+++ BLOCO DE TEXTO

Desembargador pede vista e julgamento contra proibição da Uber é adiado

    As partes envolvidas no processo chegaram a ser ouvidas, na ocasião, e a desembargadora Soraya Moradillo Pinto, relatora do processo, votou pela procedência da Adin

    Foto: Divulgação

    Em sessão de julgamento sobre a Ação Direta de Inconstitucionalidade impetrada pelo Ministério Público Estadual (MP-BA) contra a lei municipal que proíbe a plataforma Uber em Salvador, no Tribunal de Justiça da Bahia (TJ-BA), nesta quarta-feira (12), o desembargador José Olegário Monção Caldas, do Tribunal de Justiça da Bahia (TJ-BA), pediu vista da ação que questiona a constitucionalidade da lei municipal 9066/2016, que proíbe a atividade do serviço e similares em Salvador.

++++++
+++ DADOS FORNECIDOS

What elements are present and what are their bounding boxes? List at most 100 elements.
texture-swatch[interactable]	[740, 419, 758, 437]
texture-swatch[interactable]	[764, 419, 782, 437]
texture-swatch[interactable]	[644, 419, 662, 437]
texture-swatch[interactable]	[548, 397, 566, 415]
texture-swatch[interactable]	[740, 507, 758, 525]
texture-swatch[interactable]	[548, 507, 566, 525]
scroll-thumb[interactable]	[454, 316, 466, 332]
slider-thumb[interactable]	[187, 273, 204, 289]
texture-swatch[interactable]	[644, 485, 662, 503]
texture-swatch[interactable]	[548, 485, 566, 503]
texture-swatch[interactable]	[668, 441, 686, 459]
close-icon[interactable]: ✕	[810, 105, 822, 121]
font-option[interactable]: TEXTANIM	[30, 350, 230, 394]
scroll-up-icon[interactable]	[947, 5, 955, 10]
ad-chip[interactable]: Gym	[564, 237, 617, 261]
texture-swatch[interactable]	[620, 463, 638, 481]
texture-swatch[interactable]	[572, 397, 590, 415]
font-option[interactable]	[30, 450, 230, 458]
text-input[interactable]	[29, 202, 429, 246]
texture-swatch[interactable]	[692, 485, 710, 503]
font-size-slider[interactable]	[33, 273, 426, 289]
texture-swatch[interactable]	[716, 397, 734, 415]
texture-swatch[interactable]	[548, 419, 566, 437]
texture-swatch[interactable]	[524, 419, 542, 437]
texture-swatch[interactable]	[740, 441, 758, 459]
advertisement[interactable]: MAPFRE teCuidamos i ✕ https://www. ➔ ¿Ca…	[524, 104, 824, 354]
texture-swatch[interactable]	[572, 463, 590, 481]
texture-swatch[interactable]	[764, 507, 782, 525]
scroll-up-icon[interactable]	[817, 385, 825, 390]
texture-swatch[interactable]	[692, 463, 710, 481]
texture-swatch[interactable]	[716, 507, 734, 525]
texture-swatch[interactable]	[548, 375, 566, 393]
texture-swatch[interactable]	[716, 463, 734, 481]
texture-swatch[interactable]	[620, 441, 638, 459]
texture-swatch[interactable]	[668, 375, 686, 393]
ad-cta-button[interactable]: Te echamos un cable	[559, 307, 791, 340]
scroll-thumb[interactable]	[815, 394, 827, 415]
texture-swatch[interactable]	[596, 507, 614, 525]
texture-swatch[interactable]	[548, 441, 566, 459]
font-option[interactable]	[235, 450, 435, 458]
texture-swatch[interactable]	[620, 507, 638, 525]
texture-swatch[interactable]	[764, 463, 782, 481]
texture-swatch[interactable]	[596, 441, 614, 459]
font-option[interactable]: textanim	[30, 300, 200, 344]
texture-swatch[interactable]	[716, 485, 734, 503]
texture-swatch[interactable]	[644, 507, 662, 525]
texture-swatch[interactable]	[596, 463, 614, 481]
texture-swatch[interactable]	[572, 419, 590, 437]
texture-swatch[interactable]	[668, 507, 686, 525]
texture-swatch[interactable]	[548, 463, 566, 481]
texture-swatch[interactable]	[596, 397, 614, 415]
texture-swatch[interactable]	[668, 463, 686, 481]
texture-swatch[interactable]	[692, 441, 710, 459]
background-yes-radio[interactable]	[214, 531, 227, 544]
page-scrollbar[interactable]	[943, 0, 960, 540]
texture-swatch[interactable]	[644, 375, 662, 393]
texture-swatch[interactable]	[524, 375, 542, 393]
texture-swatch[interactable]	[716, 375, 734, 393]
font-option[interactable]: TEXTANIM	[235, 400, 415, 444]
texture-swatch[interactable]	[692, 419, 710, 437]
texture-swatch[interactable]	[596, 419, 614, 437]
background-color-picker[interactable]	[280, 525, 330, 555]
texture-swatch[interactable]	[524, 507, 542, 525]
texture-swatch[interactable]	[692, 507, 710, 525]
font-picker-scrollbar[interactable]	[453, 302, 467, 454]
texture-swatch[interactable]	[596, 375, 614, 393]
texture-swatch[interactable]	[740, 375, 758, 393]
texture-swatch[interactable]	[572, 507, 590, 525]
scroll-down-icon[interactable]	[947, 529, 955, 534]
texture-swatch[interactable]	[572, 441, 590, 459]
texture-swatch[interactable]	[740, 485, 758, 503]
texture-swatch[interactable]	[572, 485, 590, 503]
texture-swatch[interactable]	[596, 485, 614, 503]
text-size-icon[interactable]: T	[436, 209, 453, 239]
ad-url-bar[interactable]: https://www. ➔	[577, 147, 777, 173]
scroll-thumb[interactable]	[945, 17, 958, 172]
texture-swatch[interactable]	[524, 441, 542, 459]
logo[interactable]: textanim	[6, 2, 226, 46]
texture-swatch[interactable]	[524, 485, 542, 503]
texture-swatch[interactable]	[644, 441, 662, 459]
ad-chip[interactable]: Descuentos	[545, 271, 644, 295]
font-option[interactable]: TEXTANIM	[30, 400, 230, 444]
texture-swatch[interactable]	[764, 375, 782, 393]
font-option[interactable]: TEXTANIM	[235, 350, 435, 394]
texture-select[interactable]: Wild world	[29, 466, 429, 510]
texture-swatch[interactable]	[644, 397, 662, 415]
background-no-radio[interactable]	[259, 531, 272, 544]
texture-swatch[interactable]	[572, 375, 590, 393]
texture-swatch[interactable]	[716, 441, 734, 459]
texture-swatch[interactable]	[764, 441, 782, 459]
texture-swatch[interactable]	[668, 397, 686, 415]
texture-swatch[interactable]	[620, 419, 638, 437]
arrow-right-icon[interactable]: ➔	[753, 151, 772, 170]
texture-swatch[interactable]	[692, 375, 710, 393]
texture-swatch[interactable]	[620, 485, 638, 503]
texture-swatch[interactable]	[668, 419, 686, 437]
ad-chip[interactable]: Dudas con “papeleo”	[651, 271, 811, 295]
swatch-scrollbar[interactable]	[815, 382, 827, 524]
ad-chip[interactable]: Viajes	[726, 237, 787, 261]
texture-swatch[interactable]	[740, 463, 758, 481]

++++++

Prossiga com a notícia sobre o julgamento da lei que proíbe a Uber em Salvador, começando logo após a última frase apresentada.

ÁREA DE RESPOSTA:
    As partes envolvidas no processo chegaram a ser ouvidas, na ocasião, e a desembargadora Soraya Moradillo Pinto votou pela procedência da Adin. A relatora do processo argumentou que a ação invade a competência privativa da União para legislar sobre direito civil e sobre as diretrizes nacional de trânsito e transporte.

    Autor da ação, o Ministério Público Estadual defende que a lei é inconstitucional por motivos de caráter formal e material, pois usurpa da União, além de ferir a livre concorrência e instituir reserva de mercado aos taxistas. Com o pedido de Olegário, a decisão acerca do caso deve se arrastar por mais alguns meses.